Opdracht>
Werk het deel van de records bij dat opent met de regel met "x-axis-label: Generation —" en sluit met de regel met "I need the location of every UI element. Format: name <box>x0". Geef die regels alsjeblieft opnieuw, met "y-tick-label" overal vervangen door "y-axis-tick-label" en de rest ongewijzigd.

--------------------------------------------------

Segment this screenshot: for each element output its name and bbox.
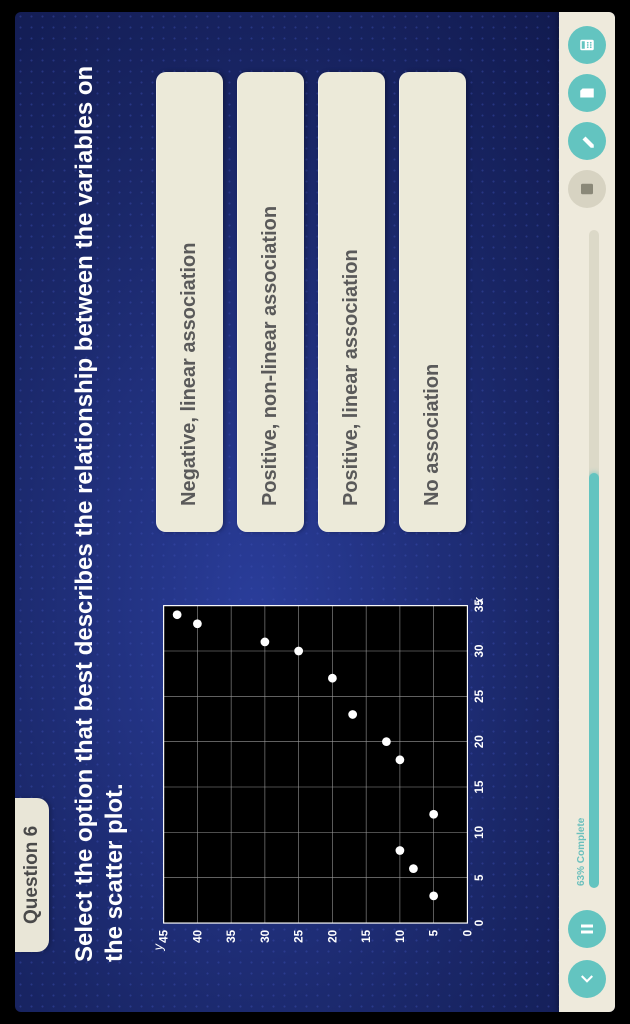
calculator-icon: [578, 36, 596, 54]
back-button[interactable]: [568, 960, 606, 998]
option-label: No association: [421, 364, 443, 506]
question-prompt: Select the option that best describes th…: [70, 62, 130, 962]
svg-text:10: 10: [473, 825, 486, 838]
content-area: Select the option that best describes th…: [70, 62, 545, 962]
svg-text:5: 5: [473, 874, 486, 881]
progress-fill: [589, 473, 599, 888]
question-body: 05101520253035051015202530354045xy Negat…: [150, 62, 545, 962]
scatter-plot: 05101520253035051015202530354045xy: [150, 592, 545, 962]
option-a[interactable]: Negative, linear association: [156, 72, 223, 532]
pause-icon: [578, 920, 596, 938]
bottom-toolbar: 63% Complete: [559, 12, 615, 1012]
svg-text:35: 35: [225, 929, 238, 942]
arrow-left-icon: [578, 970, 596, 988]
quiz-screen: Question 6 Select the option that best d…: [15, 12, 615, 1012]
option-c[interactable]: Positive, linear association: [318, 72, 385, 532]
option-b[interactable]: Positive, non-linear association: [237, 72, 304, 532]
progress-container: 63% Complete: [576, 230, 599, 888]
svg-text:25: 25: [473, 689, 486, 702]
calculator-button[interactable]: [568, 26, 606, 64]
option-label: Negative, linear association: [178, 243, 200, 506]
svg-text:40: 40: [191, 929, 204, 942]
svg-text:30: 30: [259, 929, 272, 942]
right-tools: [568, 26, 606, 208]
svg-text:20: 20: [473, 735, 486, 748]
notes-button[interactable]: [568, 170, 606, 208]
question-number-tab: Question 6: [15, 798, 49, 952]
pencil-icon: [578, 132, 596, 150]
svg-text:20: 20: [326, 929, 339, 942]
svg-text:0: 0: [473, 919, 486, 926]
svg-text:25: 25: [293, 929, 306, 942]
svg-text:15: 15: [473, 780, 486, 793]
svg-text:15: 15: [360, 929, 373, 942]
page-icon: [578, 84, 596, 102]
svg-text:45: 45: [158, 929, 171, 942]
progress-label: 63% Complete: [576, 230, 587, 886]
option-label: Positive, non-linear association: [259, 206, 281, 506]
note-icon: [578, 180, 596, 198]
text-tool-button[interactable]: [568, 74, 606, 112]
option-label: Positive, linear association: [340, 249, 362, 506]
svg-text:10: 10: [394, 929, 407, 942]
highlighter-button[interactable]: [568, 122, 606, 160]
answer-options: Negative, linear association Positive, n…: [150, 72, 545, 532]
progress-track: [589, 230, 599, 888]
svg-text:x: x: [472, 597, 486, 605]
scatter-plot-svg: 05101520253035051015202530354045xy: [150, 592, 501, 962]
svg-text:30: 30: [473, 644, 486, 657]
pause-button[interactable]: [568, 910, 606, 948]
option-d[interactable]: No association: [399, 72, 466, 532]
question-number: Question 6: [21, 826, 42, 924]
svg-text:y: y: [152, 943, 166, 951]
svg-text:0: 0: [461, 929, 474, 936]
svg-text:5: 5: [428, 929, 441, 936]
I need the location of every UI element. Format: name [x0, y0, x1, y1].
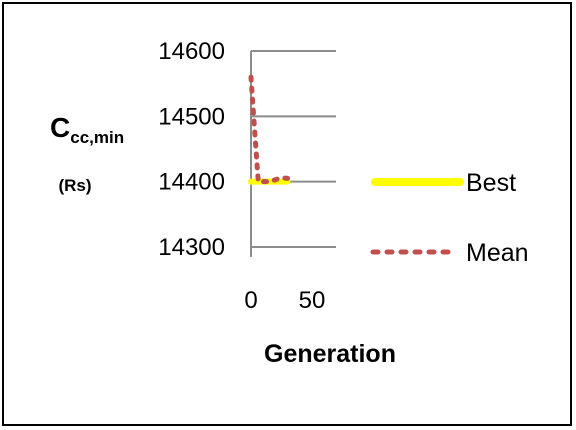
x-axis-label: Generation — [264, 340, 396, 368]
legend-best-label: Best — [466, 169, 516, 197]
y-axis-unit: (Rs) — [58, 176, 91, 195]
legend-mean-label: Mean — [466, 239, 529, 267]
y-tick-label: 14400 — [158, 169, 225, 196]
x-tick-label: 50 — [299, 287, 326, 314]
legend: Best Mean — [370, 169, 529, 267]
y-tick-label: 14600 — [158, 38, 225, 65]
x-tick-label: 0 — [244, 287, 257, 314]
chart-frame — [2, 2, 572, 426]
y-axis-label: Ccc,min — [50, 112, 124, 147]
y-tick-label: 14300 — [158, 234, 225, 261]
series-line-mean — [248, 74, 291, 185]
y-tick-label: 14500 — [158, 103, 225, 130]
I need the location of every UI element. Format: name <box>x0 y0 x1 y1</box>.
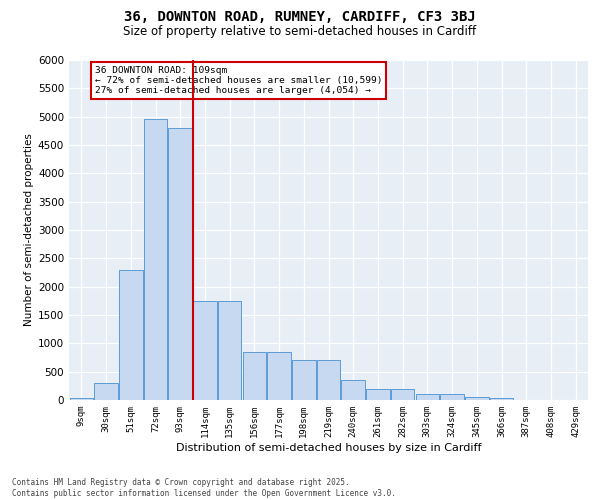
Text: 36 DOWNTON ROAD: 109sqm
← 72% of semi-detached houses are smaller (10,599)
27% o: 36 DOWNTON ROAD: 109sqm ← 72% of semi-de… <box>95 66 382 96</box>
Bar <box>490 398 513 400</box>
Bar <box>416 394 439 400</box>
Bar <box>169 128 192 400</box>
Text: 36, DOWNTON ROAD, RUMNEY, CARDIFF, CF3 3BJ: 36, DOWNTON ROAD, RUMNEY, CARDIFF, CF3 3… <box>124 10 476 24</box>
Bar <box>268 352 291 400</box>
Bar <box>70 398 93 400</box>
Bar <box>366 388 389 400</box>
Bar <box>391 388 415 400</box>
Bar <box>440 394 464 400</box>
Bar <box>144 120 167 400</box>
Y-axis label: Number of semi-detached properties: Number of semi-detached properties <box>24 134 34 326</box>
Bar <box>193 301 217 400</box>
Bar <box>242 352 266 400</box>
Bar <box>465 396 488 400</box>
Bar <box>317 360 340 400</box>
Bar <box>292 360 316 400</box>
Bar <box>218 301 241 400</box>
Bar <box>341 380 365 400</box>
Bar <box>94 383 118 400</box>
Bar <box>119 270 143 400</box>
Text: Size of property relative to semi-detached houses in Cardiff: Size of property relative to semi-detach… <box>124 25 476 38</box>
X-axis label: Distribution of semi-detached houses by size in Cardiff: Distribution of semi-detached houses by … <box>176 442 481 452</box>
Text: Contains HM Land Registry data © Crown copyright and database right 2025.
Contai: Contains HM Land Registry data © Crown c… <box>12 478 396 498</box>
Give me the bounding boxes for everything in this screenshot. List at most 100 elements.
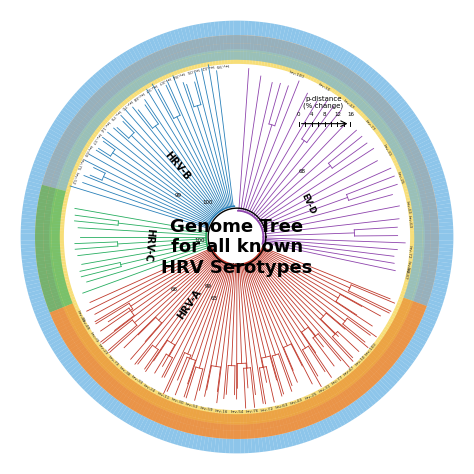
Polygon shape	[410, 237, 425, 240]
Polygon shape	[230, 410, 234, 425]
Polygon shape	[402, 142, 417, 152]
Polygon shape	[21, 222, 36, 227]
Polygon shape	[142, 402, 152, 417]
Polygon shape	[307, 50, 316, 64]
Polygon shape	[152, 53, 161, 67]
Polygon shape	[189, 55, 195, 70]
Polygon shape	[388, 146, 402, 156]
Polygon shape	[182, 42, 189, 57]
Polygon shape	[410, 338, 424, 348]
Polygon shape	[64, 130, 78, 140]
Polygon shape	[410, 221, 424, 225]
Polygon shape	[54, 195, 68, 201]
Polygon shape	[410, 249, 424, 253]
Polygon shape	[51, 258, 65, 263]
Polygon shape	[234, 425, 237, 439]
Polygon shape	[419, 142, 433, 152]
Polygon shape	[437, 265, 451, 271]
Polygon shape	[342, 70, 353, 83]
Polygon shape	[48, 161, 63, 170]
Polygon shape	[396, 104, 410, 116]
Polygon shape	[438, 255, 453, 260]
Polygon shape	[387, 116, 401, 127]
Polygon shape	[135, 382, 145, 396]
Polygon shape	[249, 50, 253, 64]
Polygon shape	[322, 402, 332, 417]
Polygon shape	[110, 60, 121, 73]
Polygon shape	[424, 310, 439, 318]
Polygon shape	[182, 57, 189, 72]
Polygon shape	[129, 379, 140, 392]
Polygon shape	[55, 189, 70, 195]
Polygon shape	[328, 60, 338, 74]
Polygon shape	[404, 319, 419, 328]
Text: hrv-72: hrv-72	[260, 406, 274, 413]
Polygon shape	[48, 129, 62, 139]
Polygon shape	[285, 57, 292, 72]
Polygon shape	[292, 44, 300, 59]
Polygon shape	[258, 22, 264, 36]
Polygon shape	[71, 367, 84, 379]
Text: hrv-48: hrv-48	[131, 90, 144, 100]
Polygon shape	[116, 55, 127, 70]
Text: 0: 0	[297, 112, 301, 118]
Polygon shape	[276, 39, 283, 54]
Polygon shape	[368, 348, 381, 360]
Polygon shape	[410, 246, 424, 250]
Polygon shape	[224, 410, 228, 424]
Polygon shape	[76, 113, 89, 124]
Polygon shape	[40, 279, 55, 286]
Polygon shape	[285, 417, 292, 432]
Polygon shape	[415, 174, 430, 182]
Polygon shape	[23, 200, 38, 205]
Polygon shape	[435, 192, 449, 199]
Polygon shape	[348, 93, 360, 106]
Polygon shape	[364, 109, 376, 121]
Polygon shape	[252, 50, 256, 65]
Polygon shape	[57, 301, 419, 431]
Polygon shape	[91, 94, 104, 107]
Polygon shape	[21, 226, 35, 230]
Polygon shape	[292, 415, 300, 430]
Polygon shape	[149, 390, 158, 404]
Text: hrv-31: hrv-31	[382, 144, 392, 157]
Polygon shape	[275, 435, 282, 449]
Polygon shape	[406, 270, 421, 276]
Polygon shape	[272, 24, 278, 39]
Polygon shape	[394, 361, 408, 373]
Polygon shape	[29, 292, 44, 300]
Polygon shape	[385, 350, 398, 361]
Polygon shape	[39, 273, 54, 279]
Polygon shape	[348, 368, 360, 381]
Polygon shape	[237, 425, 240, 439]
Polygon shape	[195, 406, 201, 420]
Polygon shape	[375, 79, 387, 91]
Polygon shape	[136, 400, 146, 414]
Polygon shape	[234, 410, 237, 425]
Polygon shape	[379, 129, 392, 140]
Polygon shape	[36, 153, 51, 161]
Polygon shape	[355, 362, 367, 374]
Polygon shape	[84, 360, 98, 372]
Polygon shape	[344, 372, 355, 385]
Polygon shape	[423, 256, 438, 262]
Polygon shape	[401, 291, 415, 298]
Polygon shape	[313, 68, 322, 83]
Polygon shape	[58, 288, 73, 295]
Polygon shape	[316, 390, 325, 404]
Polygon shape	[85, 124, 99, 135]
Polygon shape	[404, 116, 419, 127]
Text: hrv-14: hrv-14	[99, 119, 110, 132]
Polygon shape	[95, 111, 109, 123]
Polygon shape	[218, 21, 223, 36]
Polygon shape	[334, 64, 344, 78]
Polygon shape	[91, 117, 104, 128]
Polygon shape	[391, 152, 406, 161]
Polygon shape	[176, 59, 183, 73]
Polygon shape	[406, 195, 420, 201]
Polygon shape	[126, 50, 136, 64]
Polygon shape	[299, 62, 307, 76]
Polygon shape	[39, 146, 54, 155]
Polygon shape	[357, 82, 370, 95]
Polygon shape	[421, 149, 436, 158]
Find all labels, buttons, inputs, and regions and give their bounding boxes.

--------------------------------------------------

Eindantwoord>
x-axis-label: Generation — [264, 340, 396, 368]
legend-best-label: Best — [466, 169, 516, 197]
y-axis-unit: (Rs) — [58, 176, 91, 195]
legend-mean-label: Mean — [466, 239, 529, 267]
y-axis-tick-label: 14400 — [158, 169, 225, 196]
x-tick-label: 50 — [299, 287, 326, 314]
legend: Best Mean — [370, 169, 529, 267]
y-axis-tick-label: 14600 — [158, 38, 225, 65]
x-tick-label: 0 — [244, 287, 257, 314]
chart-frame — [2, 2, 572, 426]
y-axis-label: Ccc,min — [50, 112, 124, 147]
y-axis-tick-label: 14300 — [158, 234, 225, 261]
series-line-mean — [248, 74, 291, 185]
y-axis-tick-label: 14500 — [158, 103, 225, 130]
I need the location of every UI element. Format: name <box>x0 y0 x1 y1</box>.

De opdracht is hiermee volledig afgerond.